PROMPT:
Locate and copy all lines bearing the word "gradient".

_ _ _ _ _

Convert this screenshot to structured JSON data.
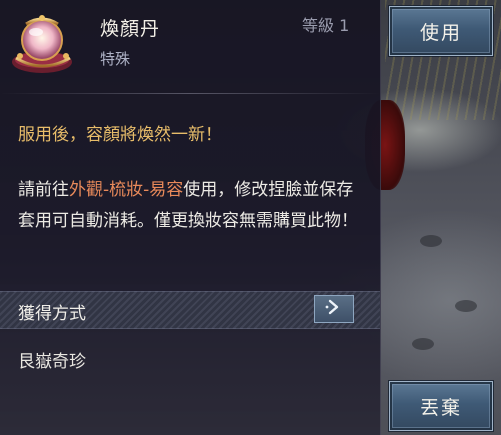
{
  "item": {
    "name": "煥顏丹",
    "type": "特殊",
    "level": "等級 1",
    "icon": "pill-jar-icon"
  },
  "effect": "服用後，容顏將煥然一新！",
  "description": {
    "part1": "請前往",
    "highlight": "外觀-梳妝-易容",
    "part2": "使用，修改捏臉並保存套用可自動消耗。僅更換妝容無需購買此物！"
  },
  "obtain": {
    "label": "獲得方式",
    "arrow_icon": "chevron-right-icon",
    "source": "艮嶽奇珍"
  },
  "buttons": {
    "use": "使用",
    "discard": "丟棄"
  },
  "colors": {
    "effect_text": "#e8bd6a",
    "highlight_text": "#e98a5a",
    "button_fill": "#3f5a76"
  }
}
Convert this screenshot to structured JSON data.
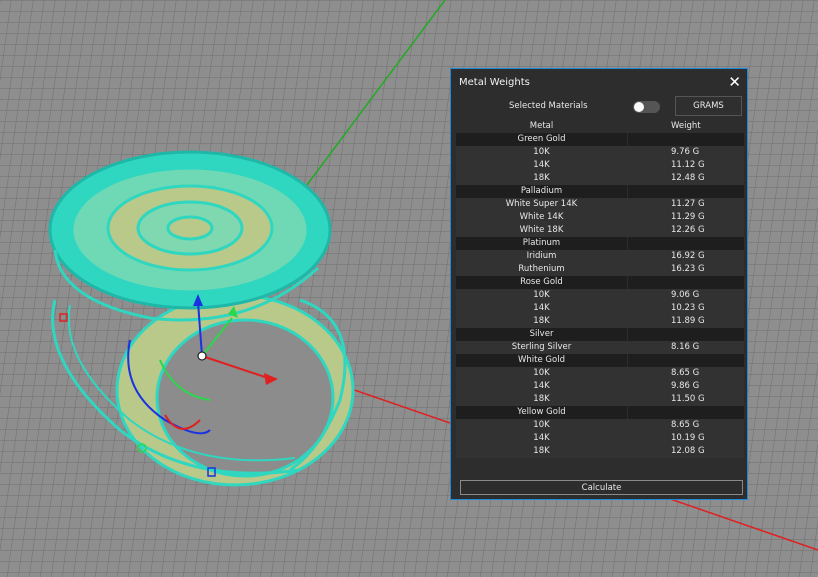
{
  "panel": {
    "title": "Metal Weights",
    "close_glyph": "✕",
    "selected_materials_label": "Selected Materials",
    "selected_materials_on": false,
    "units_label": "GRAMS",
    "headers": {
      "metal": "Metal",
      "weight": "Weight"
    },
    "calculate_label": "Calculate"
  },
  "groups": [
    {
      "name": "Green Gold",
      "items": [
        {
          "metal": "10K",
          "weight": "9.76 G"
        },
        {
          "metal": "14K",
          "weight": "11.12 G"
        },
        {
          "metal": "18K",
          "weight": "12.48 G"
        }
      ]
    },
    {
      "name": "Palladium",
      "items": [
        {
          "metal": "White Super 14K",
          "weight": "11.27 G"
        },
        {
          "metal": "White 14K",
          "weight": "11.29 G"
        },
        {
          "metal": "White 18K",
          "weight": "12.26 G"
        }
      ]
    },
    {
      "name": "Platinum",
      "items": [
        {
          "metal": "Iridium",
          "weight": "16.92 G"
        },
        {
          "metal": "Ruthenium",
          "weight": "16.23 G"
        }
      ]
    },
    {
      "name": "Rose Gold",
      "items": [
        {
          "metal": "10K",
          "weight": "9.06 G"
        },
        {
          "metal": "14K",
          "weight": "10.23 G"
        },
        {
          "metal": "18K",
          "weight": "11.89 G"
        }
      ]
    },
    {
      "name": "Silver",
      "items": [
        {
          "metal": "Sterling Silver",
          "weight": "8.16 G"
        }
      ]
    },
    {
      "name": "White Gold",
      "items": [
        {
          "metal": "10K",
          "weight": "8.65 G"
        },
        {
          "metal": "14K",
          "weight": "9.86 G"
        },
        {
          "metal": "18K",
          "weight": "11.50 G"
        }
      ]
    },
    {
      "name": "Yellow Gold",
      "items": [
        {
          "metal": "10K",
          "weight": "8.65 G"
        },
        {
          "metal": "14K",
          "weight": "10.19 G"
        },
        {
          "metal": "18K",
          "weight": "12.08 G"
        }
      ]
    }
  ],
  "colors": {
    "panel_bg": "#2d2d2d",
    "panel_border": "#1e8ad6",
    "ring_wireframe": "#2fd6c0",
    "ring_body": "#b8c98a",
    "axis_x": "#e02020",
    "axis_y": "#22aa22",
    "gumball_z": "#1a33e0"
  }
}
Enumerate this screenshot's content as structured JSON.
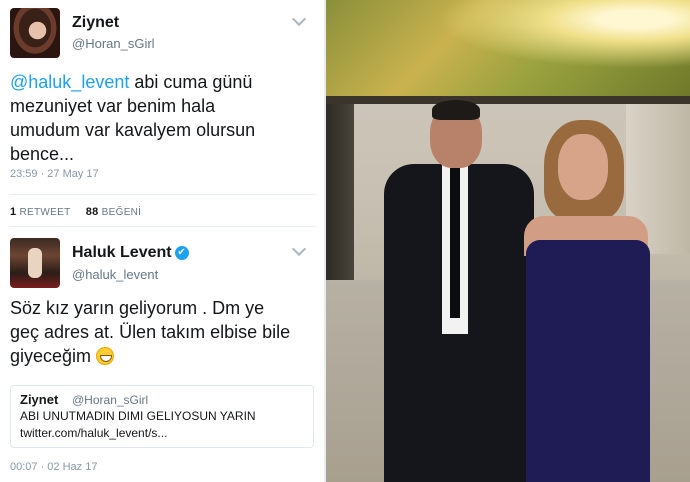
{
  "tweet1": {
    "name": "Ziynet",
    "handle": "@Horan_sGirl",
    "mention": "@haluk_levent",
    "text_line1": " abi cuma günü",
    "text_line2": "mezuniyet var benim hala",
    "text_line3": "umudum var kavalyem olursun",
    "text_line4": "bence...",
    "timestamp": "23:59 · 27 May 17",
    "retweets_count": "1",
    "retweets_label": "RETWEET",
    "likes_count": "88",
    "likes_label": "BEĞENİ"
  },
  "tweet2": {
    "name": "Haluk Levent",
    "verified_glyph": "✔",
    "handle": "@haluk_levent",
    "text_line1": "Söz kız yarın geliyorum . Dm ye",
    "text_line2": "geç adres at. Ülen takım elbise bile",
    "text_line3": "giyeceğim",
    "emoji_name": "grinning-face",
    "timestamp": "00:07 · 02 Haz 17",
    "quote": {
      "name": "Ziynet",
      "handle": "@Horan_sGirl",
      "text": "ABI UNUTMADIN DIMI GELIYOSUN YARIN",
      "link": "twitter.com/haluk_levent/s..."
    }
  },
  "icons": {
    "menu": "chevron-down-icon",
    "verified": "verified-badge-icon"
  },
  "colors": {
    "mention": "#1da1f2",
    "meta": "#8899a6",
    "divider": "#e6ecf0"
  }
}
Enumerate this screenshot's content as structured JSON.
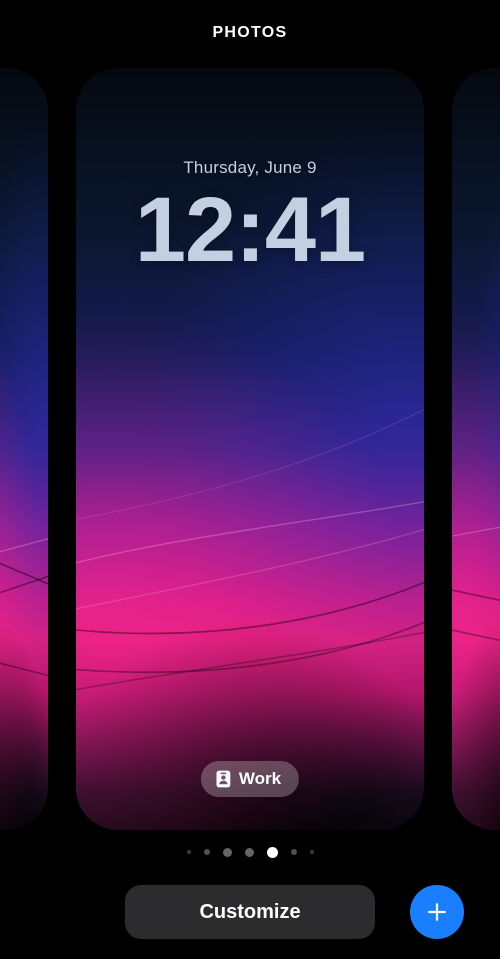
{
  "header": {
    "title": "PHOTOS"
  },
  "carousel": {
    "active_index": 4,
    "total_pages": 7,
    "preview": {
      "date": "Thursday, June 9",
      "time": "12:41",
      "focus": {
        "label": "Work",
        "icon": "badge-id-icon"
      },
      "wallpaper_name": "abstract-gradient-magenta-indigo"
    },
    "peek_left": {
      "wallpaper_name": "abstract-gradient-blue-violet"
    },
    "peek_right": {
      "wallpaper_name": "abstract-gradient-magenta-pink"
    }
  },
  "bottom_bar": {
    "customize_label": "Customize",
    "add_icon": "plus-icon"
  },
  "colors": {
    "accent_blue": "#1a7fff",
    "button_gray": "#2c2c2e",
    "active_dot": "#ffffff",
    "inactive_dot": "#5a5a5c",
    "clock_text": "#c3d0e2",
    "date_text": "#c6cfdd",
    "background": "#000000"
  }
}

_ _ _ _ _

RIGHT ANSWER:
      "wallpaper_name": "abstract-gradient-magenta-indigo"
      "wallpaper_name": "abstract-gradient-blue-violet"
      "wallpaper_name": "abstract-gradient-magenta-pink"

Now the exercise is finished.